**REQUIREMENT:**
Copy each line below in which the string "image" occurs.

◆ ◆ ◆

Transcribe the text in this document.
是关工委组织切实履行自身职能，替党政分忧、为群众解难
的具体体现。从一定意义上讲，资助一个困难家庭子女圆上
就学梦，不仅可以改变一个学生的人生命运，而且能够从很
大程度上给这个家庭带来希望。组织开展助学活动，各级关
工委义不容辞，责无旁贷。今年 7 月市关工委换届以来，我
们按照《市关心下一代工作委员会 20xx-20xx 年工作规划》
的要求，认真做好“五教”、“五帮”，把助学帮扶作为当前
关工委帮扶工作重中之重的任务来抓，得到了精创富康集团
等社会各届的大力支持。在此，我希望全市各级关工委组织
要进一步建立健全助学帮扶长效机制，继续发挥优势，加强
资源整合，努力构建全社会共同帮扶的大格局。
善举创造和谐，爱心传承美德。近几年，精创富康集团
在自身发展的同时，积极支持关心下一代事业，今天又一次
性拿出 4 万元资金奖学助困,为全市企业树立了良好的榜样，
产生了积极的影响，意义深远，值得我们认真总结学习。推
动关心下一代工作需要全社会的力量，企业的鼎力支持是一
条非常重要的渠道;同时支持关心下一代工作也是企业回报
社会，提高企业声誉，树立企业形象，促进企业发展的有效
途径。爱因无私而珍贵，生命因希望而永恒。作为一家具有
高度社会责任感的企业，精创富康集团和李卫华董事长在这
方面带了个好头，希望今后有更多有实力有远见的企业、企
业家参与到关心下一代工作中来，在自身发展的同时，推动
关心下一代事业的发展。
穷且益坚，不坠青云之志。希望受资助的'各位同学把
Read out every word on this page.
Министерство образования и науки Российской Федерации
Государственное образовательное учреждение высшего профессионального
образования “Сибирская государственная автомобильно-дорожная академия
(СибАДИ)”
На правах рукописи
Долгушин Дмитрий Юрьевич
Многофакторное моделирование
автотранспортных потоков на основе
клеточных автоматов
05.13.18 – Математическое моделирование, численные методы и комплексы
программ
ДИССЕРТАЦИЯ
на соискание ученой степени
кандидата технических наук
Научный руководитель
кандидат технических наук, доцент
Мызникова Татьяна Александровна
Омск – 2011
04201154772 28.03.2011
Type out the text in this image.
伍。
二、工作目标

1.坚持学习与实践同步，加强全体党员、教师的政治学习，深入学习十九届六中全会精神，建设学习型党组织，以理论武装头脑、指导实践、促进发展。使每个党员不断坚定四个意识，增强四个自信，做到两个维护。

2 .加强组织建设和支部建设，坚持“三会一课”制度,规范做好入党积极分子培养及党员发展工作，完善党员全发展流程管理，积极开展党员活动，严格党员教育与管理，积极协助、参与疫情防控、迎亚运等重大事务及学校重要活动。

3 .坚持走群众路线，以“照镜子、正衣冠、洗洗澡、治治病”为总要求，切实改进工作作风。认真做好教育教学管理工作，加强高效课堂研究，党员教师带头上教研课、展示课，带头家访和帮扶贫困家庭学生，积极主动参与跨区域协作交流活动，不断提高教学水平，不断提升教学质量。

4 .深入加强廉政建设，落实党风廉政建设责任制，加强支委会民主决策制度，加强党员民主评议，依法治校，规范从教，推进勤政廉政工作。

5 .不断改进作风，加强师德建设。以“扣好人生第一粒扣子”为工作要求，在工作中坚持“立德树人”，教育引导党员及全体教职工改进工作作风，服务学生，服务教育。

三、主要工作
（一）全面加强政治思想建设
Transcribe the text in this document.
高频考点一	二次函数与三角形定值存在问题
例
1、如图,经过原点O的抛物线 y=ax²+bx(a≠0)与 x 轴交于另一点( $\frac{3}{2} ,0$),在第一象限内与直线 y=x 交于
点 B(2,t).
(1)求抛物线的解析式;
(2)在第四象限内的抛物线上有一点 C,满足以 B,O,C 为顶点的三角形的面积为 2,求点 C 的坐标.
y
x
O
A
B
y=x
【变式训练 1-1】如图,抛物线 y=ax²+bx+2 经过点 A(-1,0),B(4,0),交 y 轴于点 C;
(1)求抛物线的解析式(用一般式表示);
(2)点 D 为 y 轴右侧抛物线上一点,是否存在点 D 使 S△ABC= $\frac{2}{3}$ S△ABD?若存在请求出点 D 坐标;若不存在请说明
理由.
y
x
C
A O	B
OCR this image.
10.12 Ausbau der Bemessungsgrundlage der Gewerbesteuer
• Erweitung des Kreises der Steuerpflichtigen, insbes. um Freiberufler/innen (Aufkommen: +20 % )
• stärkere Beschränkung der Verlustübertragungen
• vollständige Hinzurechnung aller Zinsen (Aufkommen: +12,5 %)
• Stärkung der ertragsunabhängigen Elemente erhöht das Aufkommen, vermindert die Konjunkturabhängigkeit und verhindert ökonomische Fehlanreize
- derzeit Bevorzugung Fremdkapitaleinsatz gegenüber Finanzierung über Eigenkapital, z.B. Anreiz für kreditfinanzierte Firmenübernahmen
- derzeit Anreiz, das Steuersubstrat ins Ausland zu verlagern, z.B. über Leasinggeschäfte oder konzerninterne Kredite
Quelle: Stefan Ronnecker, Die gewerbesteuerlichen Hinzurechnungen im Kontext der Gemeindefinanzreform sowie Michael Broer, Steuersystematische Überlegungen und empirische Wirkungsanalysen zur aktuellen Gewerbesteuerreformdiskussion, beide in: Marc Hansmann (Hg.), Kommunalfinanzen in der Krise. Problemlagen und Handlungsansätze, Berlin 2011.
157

◆ ◆ ◆

**OUTPUT:**
Type out the text in this image.
OCR this image.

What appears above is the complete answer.